PROBLEM STATEMENT. Each line below either holds the string "JSON" or doesn't. Count those that do and give only the number.

Entries taken from a collection.
** BEGIN **

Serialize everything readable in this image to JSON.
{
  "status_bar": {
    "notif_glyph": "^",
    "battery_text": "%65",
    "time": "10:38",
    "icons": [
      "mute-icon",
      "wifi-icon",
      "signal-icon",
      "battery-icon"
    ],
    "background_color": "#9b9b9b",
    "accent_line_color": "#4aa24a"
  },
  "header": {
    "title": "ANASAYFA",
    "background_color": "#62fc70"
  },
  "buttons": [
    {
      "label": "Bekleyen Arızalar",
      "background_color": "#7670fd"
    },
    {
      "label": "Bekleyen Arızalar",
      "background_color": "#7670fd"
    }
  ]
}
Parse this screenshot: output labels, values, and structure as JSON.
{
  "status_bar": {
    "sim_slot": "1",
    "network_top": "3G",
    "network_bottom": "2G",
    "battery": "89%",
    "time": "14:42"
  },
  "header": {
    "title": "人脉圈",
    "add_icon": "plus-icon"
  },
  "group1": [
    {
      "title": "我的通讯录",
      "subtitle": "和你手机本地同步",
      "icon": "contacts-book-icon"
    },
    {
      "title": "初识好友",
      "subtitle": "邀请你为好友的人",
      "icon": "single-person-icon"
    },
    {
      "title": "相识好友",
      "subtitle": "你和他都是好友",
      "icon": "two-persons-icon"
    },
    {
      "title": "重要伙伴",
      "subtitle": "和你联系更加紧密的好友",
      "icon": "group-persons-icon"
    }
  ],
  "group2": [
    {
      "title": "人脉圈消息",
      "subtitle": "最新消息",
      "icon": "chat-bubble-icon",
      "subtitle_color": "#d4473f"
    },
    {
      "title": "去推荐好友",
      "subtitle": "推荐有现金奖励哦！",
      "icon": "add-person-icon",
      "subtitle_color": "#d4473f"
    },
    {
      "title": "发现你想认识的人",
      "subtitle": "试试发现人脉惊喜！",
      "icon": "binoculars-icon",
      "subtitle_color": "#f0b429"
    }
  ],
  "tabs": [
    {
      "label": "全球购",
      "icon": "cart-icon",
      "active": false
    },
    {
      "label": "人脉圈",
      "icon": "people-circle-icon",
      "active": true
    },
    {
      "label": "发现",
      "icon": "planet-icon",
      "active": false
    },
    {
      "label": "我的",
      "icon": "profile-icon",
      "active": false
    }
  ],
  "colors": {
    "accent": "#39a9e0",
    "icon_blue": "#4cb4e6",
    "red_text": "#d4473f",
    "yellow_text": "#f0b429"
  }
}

** END **

THE REPLY. 2